━━━━━ THE INPUT ━━━━━
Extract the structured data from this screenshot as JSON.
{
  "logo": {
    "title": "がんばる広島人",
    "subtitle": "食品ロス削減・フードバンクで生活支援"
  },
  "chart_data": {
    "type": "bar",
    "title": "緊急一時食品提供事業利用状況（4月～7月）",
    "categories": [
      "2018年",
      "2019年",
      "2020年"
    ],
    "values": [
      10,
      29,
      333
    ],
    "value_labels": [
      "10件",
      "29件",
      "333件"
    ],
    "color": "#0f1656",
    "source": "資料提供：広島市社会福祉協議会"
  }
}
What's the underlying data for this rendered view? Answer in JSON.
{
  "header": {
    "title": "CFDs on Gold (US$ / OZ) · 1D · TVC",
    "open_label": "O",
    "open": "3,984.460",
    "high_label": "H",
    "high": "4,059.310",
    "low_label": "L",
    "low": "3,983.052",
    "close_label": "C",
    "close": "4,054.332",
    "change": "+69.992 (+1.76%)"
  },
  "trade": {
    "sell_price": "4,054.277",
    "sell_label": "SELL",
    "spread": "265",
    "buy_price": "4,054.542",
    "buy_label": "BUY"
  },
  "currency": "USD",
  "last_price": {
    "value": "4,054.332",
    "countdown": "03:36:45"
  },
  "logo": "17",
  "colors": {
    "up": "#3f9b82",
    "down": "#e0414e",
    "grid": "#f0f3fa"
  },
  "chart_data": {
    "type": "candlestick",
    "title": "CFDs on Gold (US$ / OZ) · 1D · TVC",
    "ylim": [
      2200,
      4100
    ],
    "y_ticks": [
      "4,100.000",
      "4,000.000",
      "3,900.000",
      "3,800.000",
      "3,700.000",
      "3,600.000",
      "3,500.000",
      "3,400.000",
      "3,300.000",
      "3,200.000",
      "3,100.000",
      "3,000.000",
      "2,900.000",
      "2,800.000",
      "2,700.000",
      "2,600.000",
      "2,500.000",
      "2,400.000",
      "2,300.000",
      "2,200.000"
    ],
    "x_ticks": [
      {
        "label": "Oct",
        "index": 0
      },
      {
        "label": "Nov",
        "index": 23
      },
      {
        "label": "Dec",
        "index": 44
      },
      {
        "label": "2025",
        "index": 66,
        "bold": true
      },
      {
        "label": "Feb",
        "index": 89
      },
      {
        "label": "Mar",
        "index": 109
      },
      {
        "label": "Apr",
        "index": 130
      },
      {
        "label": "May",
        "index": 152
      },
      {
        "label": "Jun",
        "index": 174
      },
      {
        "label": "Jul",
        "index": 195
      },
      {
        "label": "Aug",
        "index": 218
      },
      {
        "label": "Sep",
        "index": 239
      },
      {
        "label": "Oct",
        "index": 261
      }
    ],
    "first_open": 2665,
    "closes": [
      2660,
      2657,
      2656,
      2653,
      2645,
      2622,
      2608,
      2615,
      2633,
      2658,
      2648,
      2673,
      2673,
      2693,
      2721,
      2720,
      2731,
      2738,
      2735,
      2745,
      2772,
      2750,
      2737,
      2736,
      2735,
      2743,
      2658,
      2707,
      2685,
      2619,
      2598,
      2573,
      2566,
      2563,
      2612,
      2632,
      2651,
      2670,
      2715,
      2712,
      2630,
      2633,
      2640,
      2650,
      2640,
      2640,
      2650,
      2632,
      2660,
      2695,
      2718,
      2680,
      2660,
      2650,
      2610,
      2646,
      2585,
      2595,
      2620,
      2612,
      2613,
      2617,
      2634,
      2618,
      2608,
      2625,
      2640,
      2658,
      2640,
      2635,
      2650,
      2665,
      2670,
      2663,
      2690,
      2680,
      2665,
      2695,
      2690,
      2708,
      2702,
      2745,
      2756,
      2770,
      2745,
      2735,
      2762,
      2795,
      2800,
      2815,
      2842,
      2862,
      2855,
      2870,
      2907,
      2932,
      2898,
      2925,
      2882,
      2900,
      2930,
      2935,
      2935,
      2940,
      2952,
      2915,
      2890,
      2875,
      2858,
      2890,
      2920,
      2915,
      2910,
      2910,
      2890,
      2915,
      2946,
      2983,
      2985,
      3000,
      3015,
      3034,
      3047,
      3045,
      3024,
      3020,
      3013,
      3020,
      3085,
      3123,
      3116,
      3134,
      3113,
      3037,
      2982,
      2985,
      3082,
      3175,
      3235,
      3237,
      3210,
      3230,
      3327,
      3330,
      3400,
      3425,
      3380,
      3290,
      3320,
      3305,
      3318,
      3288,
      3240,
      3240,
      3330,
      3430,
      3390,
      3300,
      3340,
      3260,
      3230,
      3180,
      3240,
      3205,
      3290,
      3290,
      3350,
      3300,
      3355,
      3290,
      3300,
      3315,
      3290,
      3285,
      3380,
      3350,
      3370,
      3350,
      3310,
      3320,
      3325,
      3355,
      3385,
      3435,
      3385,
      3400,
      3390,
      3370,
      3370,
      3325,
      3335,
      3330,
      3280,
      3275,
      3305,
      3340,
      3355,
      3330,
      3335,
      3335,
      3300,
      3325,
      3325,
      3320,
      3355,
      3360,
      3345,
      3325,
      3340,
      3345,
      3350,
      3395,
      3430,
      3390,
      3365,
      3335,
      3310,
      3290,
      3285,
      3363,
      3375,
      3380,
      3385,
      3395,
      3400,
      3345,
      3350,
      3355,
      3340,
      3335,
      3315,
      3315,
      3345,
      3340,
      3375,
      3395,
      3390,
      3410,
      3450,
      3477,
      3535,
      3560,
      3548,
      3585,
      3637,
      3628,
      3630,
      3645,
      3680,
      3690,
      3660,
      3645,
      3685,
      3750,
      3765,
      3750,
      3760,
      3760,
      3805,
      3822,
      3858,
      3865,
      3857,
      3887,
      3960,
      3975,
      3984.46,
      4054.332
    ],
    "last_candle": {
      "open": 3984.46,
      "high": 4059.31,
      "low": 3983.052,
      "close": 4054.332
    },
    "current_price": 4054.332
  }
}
━━━━━
> [EXERCISE] Give every line of the material again, exactly as it reads.

> [SOLUTION FOR THIS EXERCISE]
Extract the structured data from this screenshot as JSON.
{
  "logo": {
    "title": "がんばる広島人",
    "subtitle": "食品ロス削減・フードバンクで生活支援"
  },
  "chart_data": {
    "type": "bar",
    "title": "緊急一時食品提供事業利用状況（4月～7月）",
    "categories": [
      "2018年",
      "2019年",
      "2020年"
    ],
    "values": [
      10,
      29,
      333
    ],
    "value_labels": [
      "10件",
      "29件",
      "333件"
    ],
    "color": "#0f1656",
    "source": "資料提供：広島市社会福祉協議会"
  }
}
What's the underlying data for this rendered view? Answer in JSON.
{
  "header": {
    "title": "CFDs on Gold (US$ / OZ) · 1D · TVC",
    "open_label": "O",
    "open": "3,984.460",
    "high_label": "H",
    "high": "4,059.310",
    "low_label": "L",
    "low": "3,983.052",
    "close_label": "C",
    "close": "4,054.332",
    "change": "+69.992 (+1.76%)"
  },
  "trade": {
    "sell_price": "4,054.277",
    "sell_label": "SELL",
    "spread": "265",
    "buy_price": "4,054.542",
    "buy_label": "BUY"
  },
  "currency": "USD",
  "last_price": {
    "value": "4,054.332",
    "countdown": "03:36:45"
  },
  "logo": "17",
  "colors": {
    "up": "#3f9b82",
    "down": "#e0414e",
    "grid": "#f0f3fa"
  },
  "chart_data": {
    "type": "candlestick",
    "title": "CFDs on Gold (US$ / OZ) · 1D · TVC",
    "ylim": [
      2200,
      4100
    ],
    "y_ticks": [
      "4,100.000",
      "4,000.000",
      "3,900.000",
      "3,800.000",
      "3,700.000",
      "3,600.000",
      "3,500.000",
      "3,400.000",
      "3,300.000",
      "3,200.000",
      "3,100.000",
      "3,000.000",
      "2,900.000",
      "2,800.000",
      "2,700.000",
      "2,600.000",
      "2,500.000",
      "2,400.000",
      "2,300.000",
      "2,200.000"
    ],
    "x_ticks": [
      {
        "label": "Oct",
        "index": 0
      },
      {
        "label": "Nov",
        "index": 23
      },
      {
        "label": "Dec",
        "index": 44
      },
      {
        "label": "2025",
        "index": 66,
        "bold": true
      },
      {
        "label": "Feb",
        "index": 89
      },
      {
        "label": "Mar",
        "index": 109
      },
      {
        "label": "Apr",
        "index": 130
      },
      {
        "label": "May",
        "index": 152
      },
      {
        "label": "Jun",
        "index": 174
      },
      {
        "label": "Jul",
        "index": 195
      },
      {
        "label": "Aug",
        "index": 218
      },
      {
        "label": "Sep",
        "index": 239
      },
      {
        "label": "Oct",
        "index": 261
      }
    ],
    "first_open": 2665,
    "closes": [
      2660,
      2657,
      2656,
      2653,
      2645,
      2622,
      2608,
      2615,
      2633,
      2658,
      2648,
      2673,
      2673,
      2693,
      2721,
      2720,
      2731,
      2738,
      2735,
      2745,
      2772,
      2750,
      2737,
      2736,
      2735,
      2743,
      2658,
      2707,
      2685,
      2619,
      2598,
      2573,
      2566,
      2563,
      2612,
      2632,
      2651,
      2670,
      2715,
      2712,
      2630,
      2633,
      2640,
      2650,
      2640,
      2640,
      2650,
      2632,
      2660,
      2695,
      2718,
      2680,
      2660,
      2650,
      2610,
      2646,
      2585,
      2595,
      2620,
      2612,
      2613,
      2617,
      2634,
      2618,
      2608,
      2625,
      2640,
      2658,
      2640,
      2635,
      2650,
      2665,
      2670,
      2663,
      2690,
      2680,
      2665,
      2695,
      2690,
      2708,
      2702,
      2745,
      2756,
      2770,
      2745,
      2735,
      2762,
      2795,
      2800,
      2815,
      2842,
      2862,
      2855,
      2870,
      2907,
      2932,
      2898,
      2925,
      2882,
      2900,
      2930,
      2935,
      2935,
      2940,
      2952,
      2915,
      2890,
      2875,
      2858,
      2890,
      2920,
      2915,
      2910,
      2910,
      2890,
      2915,
      2946,
      2983,
      2985,
      3000,
      3015,
      3034,
      3047,
      3045,
      3024,
      3020,
      3013,
      3020,
      3085,
      3123,
      3116,
      3134,
      3113,
      3037,
      2982,
      2985,
      3082,
      3175,
      3235,
      3237,
      3210,
      3230,
      3327,
      3330,
      3400,
      3425,
      3380,
      3290,
      3320,
      3305,
      3318,
      3288,
      3240,
      3240,
      3330,
      3430,
      3390,
      3300,
      3340,
      3260,
      3230,
      3180,
      3240,
      3205,
      3290,
      3290,
      3350,
      3300,
      3355,
      3290,
      3300,
      3315,
      3290,
      3285,
      3380,
      3350,
      3370,
      3350,
      3310,
      3320,
      3325,
      3355,
      3385,
      3435,
      3385,
      3400,
      3390,
      3370,
      3370,
      3325,
      3335,
      3330,
      3280,
      3275,
      3305,
      3340,
      3355,
      3330,
      3335,
      3335,
      3300,
      3325,
      3325,
      3320,
      3355,
      3360,
      3345,
      3325,
      3340,
      3345,
      3350,
      3395,
      3430,
      3390,
      3365,
      3335,
      3310,
      3290,
      3285,
      3363,
      3375,
      3380,
      3385,
      3395,
      3400,
      3345,
      3350,
      3355,
      3340,
      3335,
      3315,
      3315,
      3345,
      3340,
      3375,
      3395,
      3390,
      3410,
      3450,
      3477,
      3535,
      3560,
      3548,
      3585,
      3637,
      3628,
      3630,
      3645,
      3680,
      3690,
      3660,
      3645,
      3685,
      3750,
      3765,
      3750,
      3760,
      3760,
      3805,
      3822,
      3858,
      3865,
      3857,
      3887,
      3960,
      3975,
      3984.46,
      4054.332
    ],
    "last_candle": {
      "open": 3984.46,
      "high": 4059.31,
      "low": 3983.052,
      "close": 4054.332
    },
    "current_price": 4054.332
  }
}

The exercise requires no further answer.